**What this task involves:**
Go through the data below and gather each line containing "quòd".

Lines of data:
==*==

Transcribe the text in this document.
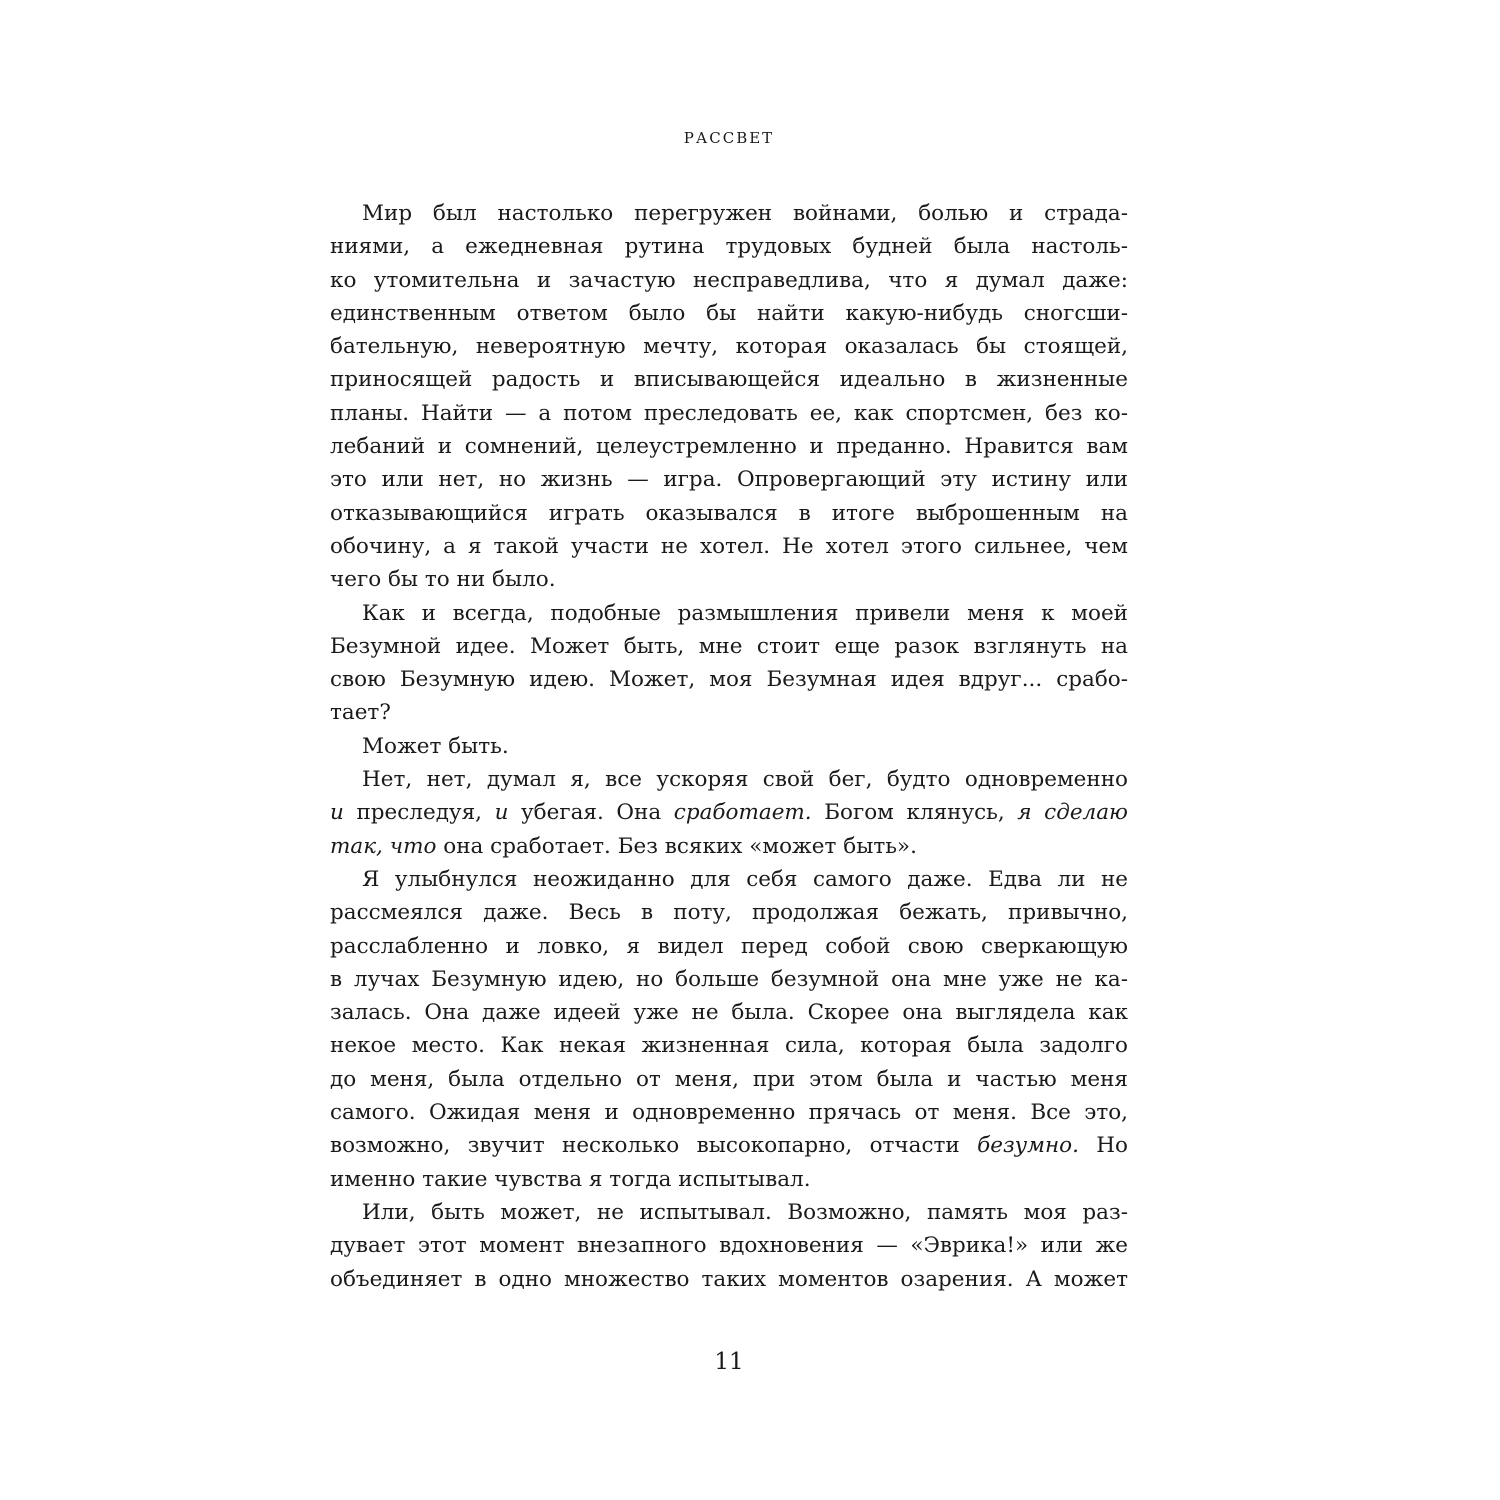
рассвет
Мир был настолько перегружен войнами, болью и страда-
ниями, а ежедневная рутина трудовых будней была настоль-
ко утомительна и зачастую несправедлива, что я думал даже:
единственным ответом было бы найти какую-нибудь сногсши-
бательную, невероятную мечту, которая оказалась бы стоящей,
приносящей радость и вписывающейся идеально в жизненные
планы. Найти — а потом преследовать ее, как спортсмен, без ко-
лебаний и сомнений, целеустремленно и преданно. Нравится вам
это или нет, но жизнь — игра. Опровергающий эту истину или
отказывающийся играть оказывался в итоге выброшенным на
обочину, а я такой участи не хотел. Не хотел этого сильнее, чем
чего бы то ни было.
Как и всегда, подобные размышления привели меня к моей
Безумной идее. Может быть, мне стоит еще разок взглянуть на
свою Безумную идею. Может, моя Безумная идея вдруг... срабо-
тает?
Может быть.
Нет, нет, думал я, все ускоряя свой бег, будто одновременно
и преследуя, и убегая. Она сработает. Богом клянусь, я сделаю
так, что она сработает. Без всяких «может быть».
Я улыбнулся неожиданно для себя самого даже. Едва ли не
рассмеялся даже. Весь в поту, продолжая бежать, привычно,
расслабленно и ловко, я видел перед собой свою сверкающую
в лучах Безумную идею, но больше безумной она мне уже не ка-
залась. Она даже идеей уже не была. Скорее она выглядела как
некое место. Как некая жизненная сила, которая была задолго
до меня, была отдельно от меня, при этом была и частью меня
самого. Ожидая меня и одновременно прячась от меня. Все это,
возможно, звучит несколько высокопарно, отчасти безумно. Но
именно такие чувства я тогда испытывал.
Или, быть может, не испытывал. Возможно, память моя раз-
дувает этот момент внезапного вдохновения — «Эврика!» или же
объединяет в одно множество таких моментов озарения. А может
11
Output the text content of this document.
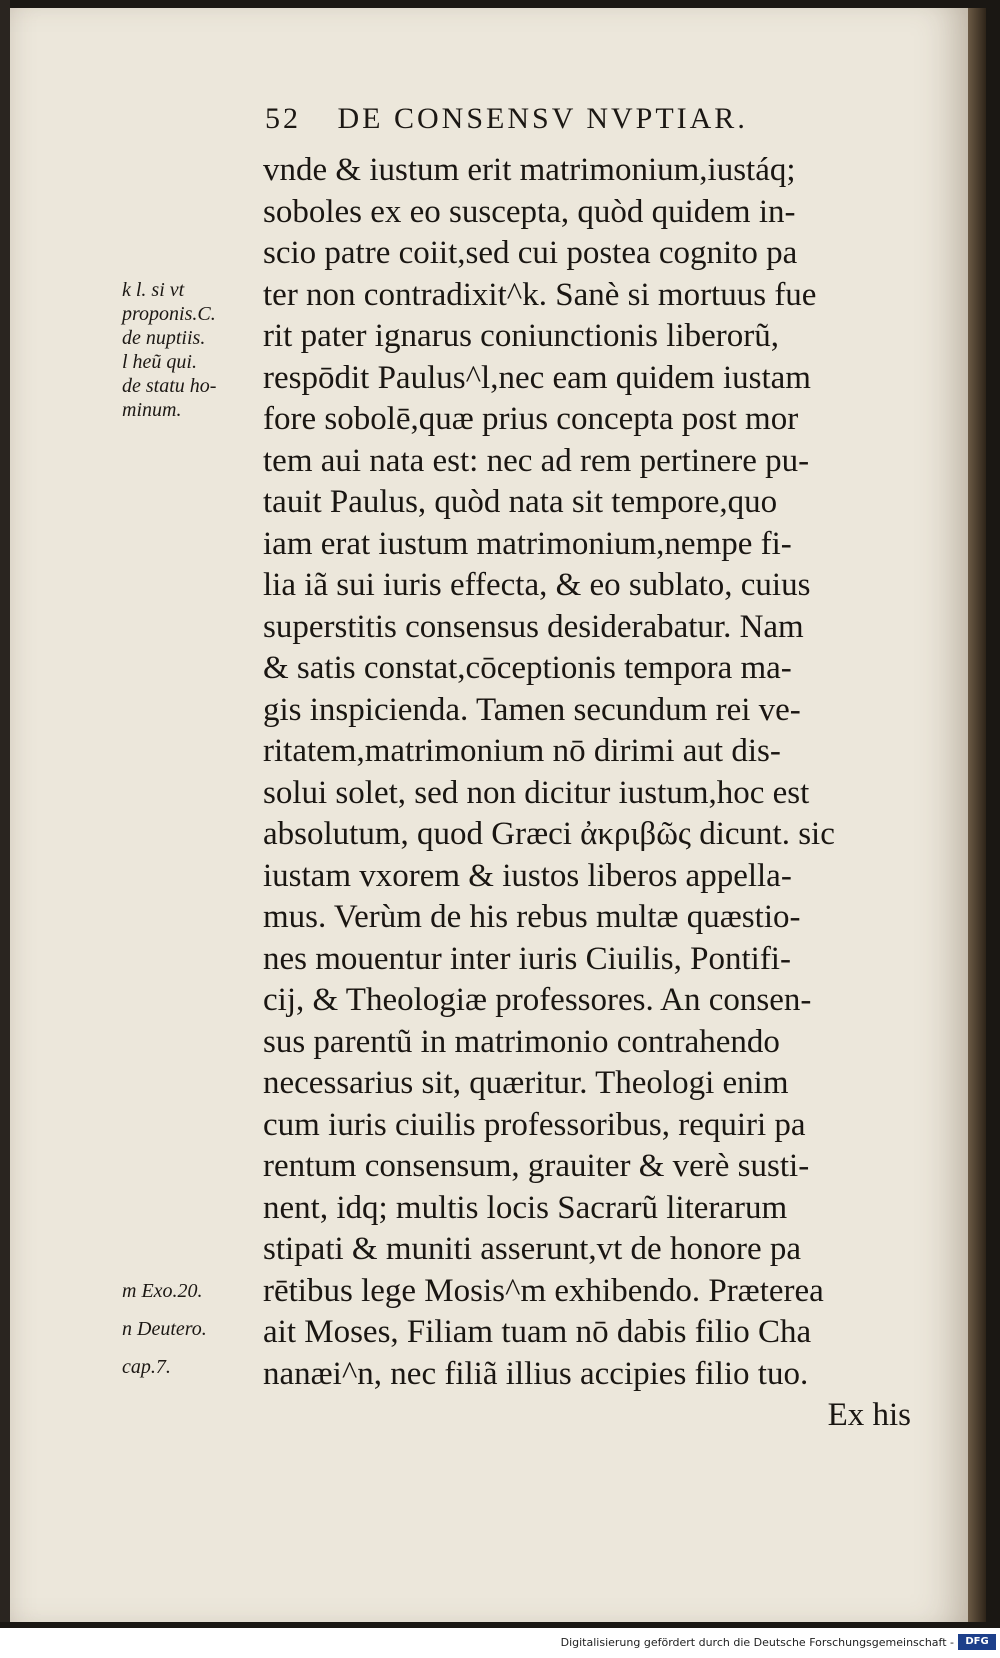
52 DE CONSENSV NVPTIAR.
vnde & iustum erit matrimonium,iustáq;
soboles ex eo suscepta, quòd quidem in-
scio patre coiit,sed cui postea cognito pa
ter non contradixit^k. Sanè si mortuus fue
rit pater ignarus coniunctionis liberorũ,
respōdit Paulus^l,nec eam quidem iustam
fore sobolē,quæ prius concepta post mor
tem aui nata est: nec ad rem pertinere pu-
tauit Paulus, quòd nata sit tempore,quo
iam erat iustum matrimonium,nempe fi-
lia iã sui iuris effecta, & eo sublato, cuius
superstitis consensus desiderabatur. Nam
& satis constat,cōceptionis tempora ma-
gis inspicienda. Tamen secundum rei ve-
ritatem,matrimonium nō dirimi aut dis-
solui solet, sed non dicitur iustum,hoc est
absolutum, quod Græci ἀκριβῶς dicunt. sic
iustam vxorem & iustos liberos appella-
mus. Verùm de his rebus multæ quæstio-
nes mouentur inter iuris Ciuilis, Pontifi-
cij, & Theologiæ professores. An consen-
sus parentũ in matrimonio contrahendo
necessarius sit, quæritur. Theologi enim
cum iuris ciuilis professoribus, requiri pa
rentum consensum, grauiter & verè susti-
nent, idq; multis locis Sacrarũ literarum
stipati & muniti asserunt,vt de honore pa
rētibus lege Mosis^m exhibendo. Præterea
ait Moses, Filiam tuam nō dabis filio Cha
nanæi^n, nec filiã illius accipies filio tuo.
Ex his
k l. si vt
proponis.C.
de nuptiis.
l heũ qui.
de statu ho-
minum.
m Exo.20.
n Deutero.
cap.7.
Digitalisierung gefördert durch die Deutsche Forschungsgemeinschaft -	DFG
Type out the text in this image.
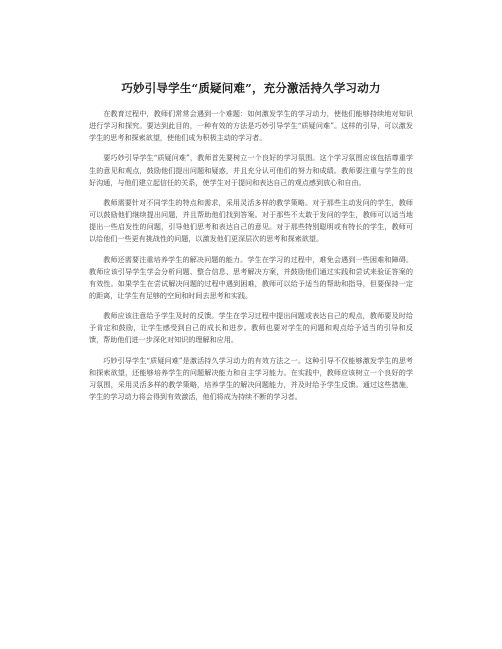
巧妙引导学生“质疑问难”，充分激活持久学习动力

在教育过程中，教师们常常会遇到一个难题：如何激发学生的学习动力，使他们能够持续地对知识进行学习和探究。要达到此目的，一种有效的方法是巧妙引导学生“质疑问难”。这样的引导，可以激发学生的思考和探索欲望，使他们成为积极主动的学习者。

要巧妙引导学生“质疑问难”，教师首先要树立一个良好的学习氛围。这个学习氛围应该包括尊重学生的意见和观点，鼓励他们提出问题和疑惑，并且充分认可他们的努力和成绩。教师要注重与学生的良好沟通，与他们建立起信任的关系，使学生对于提问和表达自己的观点感到放心和自由。

教师需要针对不同学生的特点和需求，采用灵活多样的教学策略。对于那些主动发问的学生，教师可以鼓励他们继续提出问题，并且帮助他们找到答案。对于那些不太敢于发问的学生，教师可以适当地提出一些启发性的问题，引导他们思考和表达自己的意见。对于那些特别聪明或有特长的学生，教师可以给他们一些更有挑战性的问题，以激发他们更深层次的思考和探索欲望。

教师还需要注重培养学生的解决问题的能力。学生在学习的过程中，难免会遇到一些困难和障碍。教师应该引导学生学会分析问题、整合信息、思考解决方案，并鼓励他们通过实践和尝试来验证答案的有效性。如果学生在尝试解决问题的过程中遇到困难，教师可以给予适当的帮助和指导，但要保持一定的距离，让学生有足够的空间和时间去思考和实践。

教师应该注意给予学生及时的反馈。学生在学习过程中提出问题或表达自己的观点，教师要及时给予肯定和鼓励，让学生感受到自己的成长和进步。教师也要对学生的问题和观点给予适当的引导和反馈，帮助他们进一步深化对知识的理解和应用。

巧妙引导学生“质疑问难”是激活持久学习动力的有效方法之一。这种引导不仅能够激发学生的思考和探索欲望，还能够培养学生的问题解决能力和自主学习能力。在实践中，教师应该树立一个良好的学习氛围，采用灵活多样的教学策略，培养学生的解决问题能力，并及时给予学生反馈。通过这些措施，学生的学习动力将会得到有效激活，他们将成为持续不断的学习者。
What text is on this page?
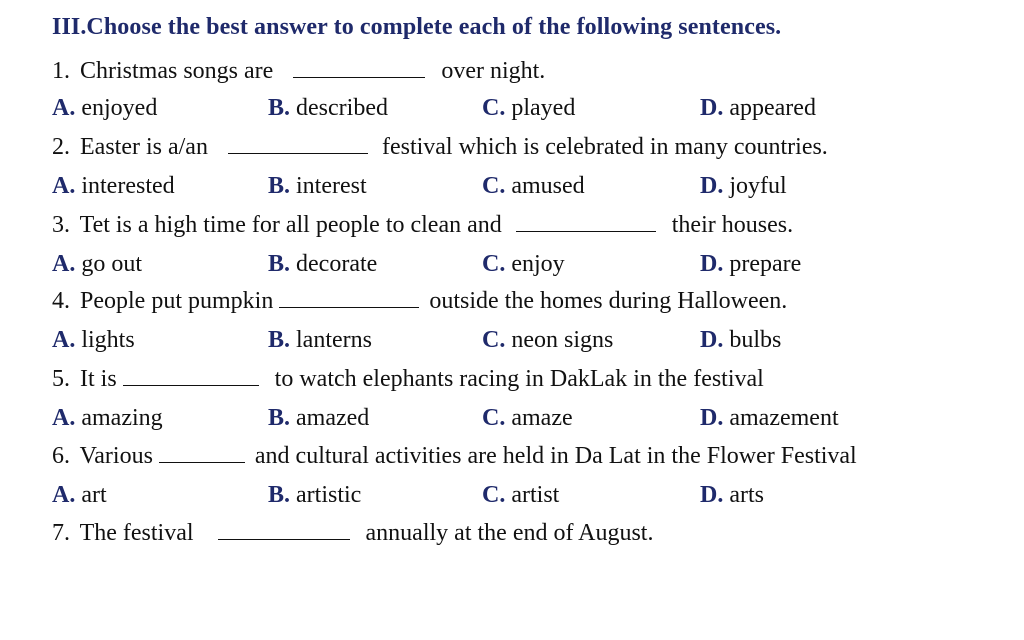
III.Choose the best answer to complete each of the following sentences.
1. Christmas songs are	over night.
A. enjoyed	B. described	C. played	D. appeared
2. Easter is a/an	festival which is celebrated in many countries.
A. interested	B. interest	C. amused	D. joyful
3. Tet is a high time for all people to clean and	their houses.
A. go out	B. decorate	C. enjoy	D. prepare
4. People put pumpkin	outside the homes during Halloween.
A. lights	B. lanterns	C. neon signs	D. bulbs
5. It is	to watch elephants racing in DakLak in the festival
A. amazing	B. amazed	C. amaze	D. amazement
6. Various	and cultural activities are held in Da Lat in the Flower Festival
A. art	B. artistic	C. artist	D. arts
7. The festival	annually at the end of August.
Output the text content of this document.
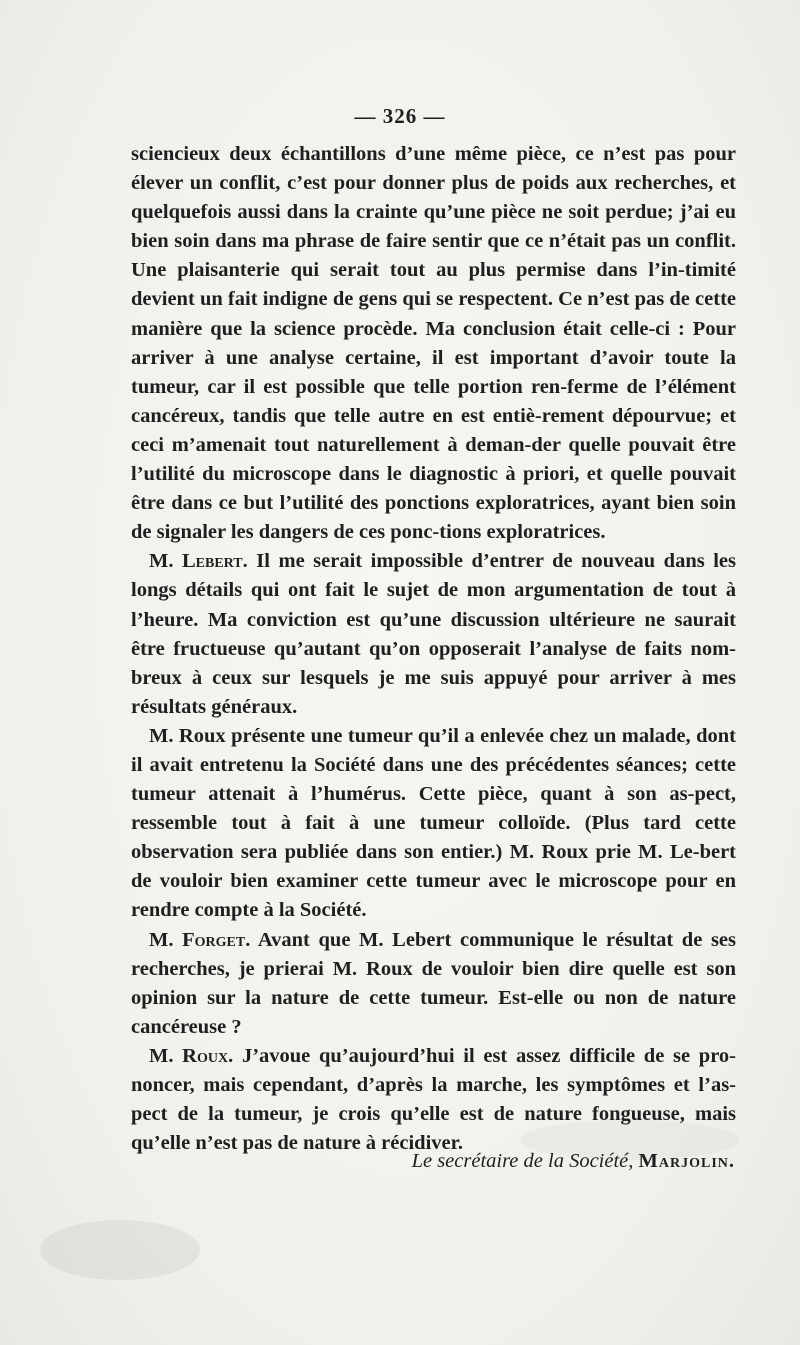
— 326 —

sciencieux deux échantillons d’une même pièce, ce n’est pas pour élever un conflit, c’est pour donner plus de poids aux recherches, et quelquefois aussi dans la crainte qu’une pièce ne soit perdue; j’ai eu bien soin dans ma phrase de faire sentir que ce n’était pas un conflit. Une plaisanterie qui serait tout au plus permise dans l’in-timité devient un fait indigne de gens qui se respectent. Ce n’est pas de cette manière que la science procède. Ma conclusion était celle-ci : Pour arriver à une analyse certaine, il est important d’avoir toute la tumeur, car il est possible que telle portion ren-ferme de l’élément cancéreux, tandis que telle autre en est entiè-rement dépourvue; et ceci m’amenait tout naturellement à deman-der quelle pouvait être l’utilité du microscope dans le diagnostic à priori, et quelle pouvait être dans ce but l’utilité des ponctions exploratrices, ayant bien soin de signaler les dangers de ces ponc-tions exploratrices.

M. Lebert. Il me serait impossible d’entrer de nouveau dans les longs détails qui ont fait le sujet de mon argumentation de tout à l’heure. Ma conviction est qu’une discussion ultérieure ne saurait être fructueuse qu’autant qu’on opposerait l’analyse de faits nom-breux à ceux sur lesquels je me suis appuyé pour arriver à mes résultats généraux.

M. Roux présente une tumeur qu’il a enlevée chez un malade, dont il avait entretenu la Société dans une des précédentes séances; cette tumeur attenait à l’humérus. Cette pièce, quant à son as-pect, ressemble tout à fait à une tumeur colloïde. (Plus tard cette observation sera publiée dans son entier.) M. Roux prie M. Le-bert de vouloir bien examiner cette tumeur avec le microscope pour en rendre compte à la Société.

M. Forget. Avant que M. Lebert communique le résultat de ses recherches, je prierai M. Roux de vouloir bien dire quelle est son opinion sur la nature de cette tumeur. Est-elle ou non de nature cancéreuse ?

M. Roux. J’avoue qu’aujourd’hui il est assez difficile de se pro-noncer, mais cependant, d’après la marche, les symptômes et l’as-pect de la tumeur, je crois qu’elle est de nature fongueuse, mais qu’elle n’est pas de nature à récidiver.

Le secrétaire de la Société, Marjolin.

==*==

**Output for this task:**
soboles ex eo suscepta, quòd quidem in-
tauit Paulus, quòd nata sit tempore,quo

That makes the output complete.